— EXTRACTED DATA —
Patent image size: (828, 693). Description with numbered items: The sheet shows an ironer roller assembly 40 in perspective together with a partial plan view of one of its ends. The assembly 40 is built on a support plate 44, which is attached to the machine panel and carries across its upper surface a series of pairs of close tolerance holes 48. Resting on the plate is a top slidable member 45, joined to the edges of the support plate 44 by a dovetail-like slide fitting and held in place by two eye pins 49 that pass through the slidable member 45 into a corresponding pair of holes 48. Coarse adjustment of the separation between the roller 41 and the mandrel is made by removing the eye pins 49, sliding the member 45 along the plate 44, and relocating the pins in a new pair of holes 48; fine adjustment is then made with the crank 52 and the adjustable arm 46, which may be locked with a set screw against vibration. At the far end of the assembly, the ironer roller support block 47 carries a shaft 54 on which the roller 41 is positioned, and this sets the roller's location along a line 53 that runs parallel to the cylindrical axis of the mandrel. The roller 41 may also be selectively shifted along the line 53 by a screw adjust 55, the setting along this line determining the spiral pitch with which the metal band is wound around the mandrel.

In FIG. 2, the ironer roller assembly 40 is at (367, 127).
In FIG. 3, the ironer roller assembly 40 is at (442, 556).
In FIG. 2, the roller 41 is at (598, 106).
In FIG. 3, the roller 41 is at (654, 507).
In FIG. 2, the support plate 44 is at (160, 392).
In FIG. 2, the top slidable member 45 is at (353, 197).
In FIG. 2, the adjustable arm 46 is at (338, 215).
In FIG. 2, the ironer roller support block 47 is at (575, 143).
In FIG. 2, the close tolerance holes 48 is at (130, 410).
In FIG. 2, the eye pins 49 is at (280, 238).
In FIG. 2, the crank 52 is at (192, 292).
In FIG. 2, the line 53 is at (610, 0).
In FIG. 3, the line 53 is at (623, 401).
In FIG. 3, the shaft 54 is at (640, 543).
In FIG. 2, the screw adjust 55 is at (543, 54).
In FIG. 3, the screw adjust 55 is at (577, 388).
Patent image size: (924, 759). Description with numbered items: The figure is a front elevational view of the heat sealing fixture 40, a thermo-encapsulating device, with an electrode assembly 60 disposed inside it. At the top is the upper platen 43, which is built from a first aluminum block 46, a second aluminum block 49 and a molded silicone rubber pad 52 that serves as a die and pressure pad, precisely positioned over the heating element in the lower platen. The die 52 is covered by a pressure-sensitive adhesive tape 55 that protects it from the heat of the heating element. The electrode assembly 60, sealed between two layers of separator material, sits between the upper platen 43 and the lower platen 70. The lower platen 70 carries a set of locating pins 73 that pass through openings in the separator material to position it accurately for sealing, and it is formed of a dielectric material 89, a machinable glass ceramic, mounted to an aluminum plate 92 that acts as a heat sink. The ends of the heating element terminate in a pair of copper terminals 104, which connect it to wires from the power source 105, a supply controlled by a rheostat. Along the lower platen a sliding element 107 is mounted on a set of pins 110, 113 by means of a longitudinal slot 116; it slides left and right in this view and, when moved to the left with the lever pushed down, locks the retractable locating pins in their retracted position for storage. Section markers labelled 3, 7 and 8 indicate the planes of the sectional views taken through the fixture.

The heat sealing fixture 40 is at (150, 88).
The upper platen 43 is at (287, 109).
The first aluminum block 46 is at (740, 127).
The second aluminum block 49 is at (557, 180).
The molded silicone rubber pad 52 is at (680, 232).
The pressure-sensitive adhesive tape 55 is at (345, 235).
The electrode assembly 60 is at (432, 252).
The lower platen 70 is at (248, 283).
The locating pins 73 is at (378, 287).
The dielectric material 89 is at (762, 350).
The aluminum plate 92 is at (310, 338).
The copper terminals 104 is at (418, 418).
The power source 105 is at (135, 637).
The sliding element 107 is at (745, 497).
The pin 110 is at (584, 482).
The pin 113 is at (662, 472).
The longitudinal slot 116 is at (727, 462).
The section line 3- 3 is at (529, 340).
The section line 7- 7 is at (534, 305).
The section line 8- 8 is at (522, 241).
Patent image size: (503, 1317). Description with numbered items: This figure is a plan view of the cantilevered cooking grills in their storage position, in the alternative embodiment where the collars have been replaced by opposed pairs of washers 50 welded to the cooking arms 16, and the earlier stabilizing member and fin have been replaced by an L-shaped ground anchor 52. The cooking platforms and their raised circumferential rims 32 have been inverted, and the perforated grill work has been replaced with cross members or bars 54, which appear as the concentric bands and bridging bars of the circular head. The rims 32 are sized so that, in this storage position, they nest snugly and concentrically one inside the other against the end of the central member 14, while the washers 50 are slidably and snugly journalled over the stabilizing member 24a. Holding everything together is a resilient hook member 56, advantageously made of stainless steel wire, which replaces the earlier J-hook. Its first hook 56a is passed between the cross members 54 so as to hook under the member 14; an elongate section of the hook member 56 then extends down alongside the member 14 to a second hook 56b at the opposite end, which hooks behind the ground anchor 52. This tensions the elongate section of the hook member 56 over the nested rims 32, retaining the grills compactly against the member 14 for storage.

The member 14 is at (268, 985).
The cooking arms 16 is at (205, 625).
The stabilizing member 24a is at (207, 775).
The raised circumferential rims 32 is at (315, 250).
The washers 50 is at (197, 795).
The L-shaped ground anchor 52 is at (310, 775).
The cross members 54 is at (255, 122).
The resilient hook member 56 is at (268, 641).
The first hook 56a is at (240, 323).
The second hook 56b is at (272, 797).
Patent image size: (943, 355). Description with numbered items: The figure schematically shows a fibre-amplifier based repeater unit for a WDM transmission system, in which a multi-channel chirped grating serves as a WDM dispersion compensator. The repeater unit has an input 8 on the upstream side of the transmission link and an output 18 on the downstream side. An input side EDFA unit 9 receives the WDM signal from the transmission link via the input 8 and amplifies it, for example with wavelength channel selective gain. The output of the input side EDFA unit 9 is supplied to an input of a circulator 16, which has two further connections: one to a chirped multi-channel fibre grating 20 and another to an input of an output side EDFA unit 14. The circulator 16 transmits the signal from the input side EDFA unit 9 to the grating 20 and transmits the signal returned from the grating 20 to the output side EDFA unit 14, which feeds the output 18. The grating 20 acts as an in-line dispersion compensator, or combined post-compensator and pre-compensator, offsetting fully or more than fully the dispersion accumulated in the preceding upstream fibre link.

— PROBLEM STATEMENT —
Please write out the items above again, substituting "Drawing dimensions" for each occurrence of "Patent image size" and keeping every other word unchanged.

— ANSWER FOR THE TASK —
Drawing dimensions: (828, 693). Description with numbered items: The sheet shows an ironer roller assembly 40 in perspective together with a partial plan view of one of its ends. The assembly 40 is built on a support plate 44, which is attached to the machine panel and carries across its upper surface a series of pairs of close tolerance holes 48. Resting on the plate is a top slidable member 45, joined to the edges of the support plate 44 by a dovetail-like slide fitting and held in place by two eye pins 49 that pass through the slidable member 45 into a corresponding pair of holes 48. Coarse adjustment of the separation between the roller 41 and the mandrel is made by removing the eye pins 49, sliding the member 45 along the plate 44, and relocating the pins in a new pair of holes 48; fine adjustment is then made with the crank 52 and the adjustable arm 46, which may be locked with a set screw against vibration. At the far end of the assembly, the ironer roller support block 47 carries a shaft 54 on which the roller 41 is positioned, and this sets the roller's location along a line 53 that runs parallel to the cylindrical axis of the mandrel. The roller 41 may also be selectively shifted along the line 53 by a screw adjust 55, the setting along this line determining the spiral pitch with which the metal band is wound around the mandrel.

In FIG. 2, the ironer roller assembly 40 is at (367, 127).
In FIG. 3, the ironer roller assembly 40 is at (442, 556).
In FIG. 2, the roller 41 is at (598, 106).
In FIG. 3, the roller 41 is at (654, 507).
In FIG. 2, the support plate 44 is at (160, 392).
In FIG. 2, the top slidable member 45 is at (353, 197).
In FIG. 2, the adjustable arm 46 is at (338, 215).
In FIG. 2, the ironer roller support block 47 is at (575, 143).
In FIG. 2, the close tolerance holes 48 is at (130, 410).
In FIG. 2, the eye pins 49 is at (280, 238).
In FIG. 2, the crank 52 is at (192, 292).
In FIG. 2, the line 53 is at (610, 0).
In FIG. 3, the line 53 is at (623, 401).
In FIG. 3, the shaft 54 is at (640, 543).
In FIG. 2, the screw adjust 55 is at (543, 54).
In FIG. 3, the screw adjust 55 is at (577, 388).
Drawing dimensions: (924, 759). Description with numbered items: The figure is a front elevational view of the heat sealing fixture 40, a thermo-encapsulating device, with an electrode assembly 60 disposed inside it. At the top is the upper platen 43, which is built from a first aluminum block 46, a second aluminum block 49 and a molded silicone rubber pad 52 that serves as a die and pressure pad, precisely positioned over the heating element in the lower platen. The die 52 is covered by a pressure-sensitive adhesive tape 55 that protects it from the heat of the heating element. The electrode assembly 60, sealed between two layers of separator material, sits between the upper platen 43 and the lower platen 70. The lower platen 70 carries a set of locating pins 73 that pass through openings in the separator material to position it accurately for sealing, and it is formed of a dielectric material 89, a machinable glass ceramic, mounted to an aluminum plate 92 that acts as a heat sink. The ends of the heating element terminate in a pair of copper terminals 104, which connect it to wires from the power source 105, a supply controlled by a rheostat. Along the lower platen a sliding element 107 is mounted on a set of pins 110, 113 by means of a longitudinal slot 116; it slides left and right in this view and, when moved to the left with the lever pushed down, locks the retractable locating pins in their retracted position for storage. Section markers labelled 3, 7 and 8 indicate the planes of the sectional views taken through the fixture.

The heat sealing fixture 40 is at (150, 88).
The upper platen 43 is at (287, 109).
The first aluminum block 46 is at (740, 127).
The second aluminum block 49 is at (557, 180).
The molded silicone rubber pad 52 is at (680, 232).
The pressure-sensitive adhesive tape 55 is at (345, 235).
The electrode assembly 60 is at (432, 252).
The lower platen 70 is at (248, 283).
The locating pins 73 is at (378, 287).
The dielectric material 89 is at (762, 350).
The aluminum plate 92 is at (310, 338).
The copper terminals 104 is at (418, 418).
The power source 105 is at (135, 637).
The sliding element 107 is at (745, 497).
The pin 110 is at (584, 482).
The pin 113 is at (662, 472).
The longitudinal slot 116 is at (727, 462).
The section line 3- 3 is at (529, 340).
The section line 7- 7 is at (534, 305).
The section line 8- 8 is at (522, 241).
Drawing dimensions: (503, 1317). Description with numbered items: This figure is a plan view of the cantilevered cooking grills in their storage position, in the alternative embodiment where the collars have been replaced by opposed pairs of washers 50 welded to the cooking arms 16, and the earlier stabilizing member and fin have been replaced by an L-shaped ground anchor 52. The cooking platforms and their raised circumferential rims 32 have been inverted, and the perforated grill work has been replaced with cross members or bars 54, which appear as the concentric bands and bridging bars of the circular head. The rims 32 are sized so that, in this storage position, they nest snugly and concentrically one inside the other against the end of the central member 14, while the washers 50 are slidably and snugly journalled over the stabilizing member 24a. Holding everything together is a resilient hook member 56, advantageously made of stainless steel wire, which replaces the earlier J-hook. Its first hook 56a is passed between the cross members 54 so as to hook under the member 14; an elongate section of the hook member 56 then extends down alongside the member 14 to a second hook 56b at the opposite end, which hooks behind the ground anchor 52. This tensions the elongate section of the hook member 56 over the nested rims 32, retaining the grills compactly against the member 14 for storage.

The member 14 is at (268, 985).
The cooking arms 16 is at (205, 625).
The stabilizing member 24a is at (207, 775).
The raised circumferential rims 32 is at (315, 250).
The washers 50 is at (197, 795).
The L-shaped ground anchor 52 is at (310, 775).
The cross members 54 is at (255, 122).
The resilient hook member 56 is at (268, 641).
The first hook 56a is at (240, 323).
The second hook 56b is at (272, 797).
Drawing dimensions: (943, 355). Description with numbered items: The figure schematically shows a fibre-amplifier based repeater unit for a WDM transmission system, in which a multi-channel chirped grating serves as a WDM dispersion compensator. The repeater unit has an input 8 on the upstream side of the transmission link and an output 18 on the downstream side. An input side EDFA unit 9 receives the WDM signal from the transmission link via the input 8 and amplifies it, for example with wavelength channel selective gain. The output of the input side EDFA unit 9 is supplied to an input of a circulator 16, which has two further connections: one to a chirped multi-channel fibre grating 20 and another to an input of an output side EDFA unit 14. The circulator 16 transmits the signal from the input side EDFA unit 9 to the grating 20 and transmits the signal returned from the grating 20 to the output side EDFA unit 14, which feeds the output 18. The grating 20 acts as an in-line dispersion compensator, or combined post-compensator and pre-compensator, offsetting fully or more than fully the dispersion accumulated in the preceding upstream fibre link.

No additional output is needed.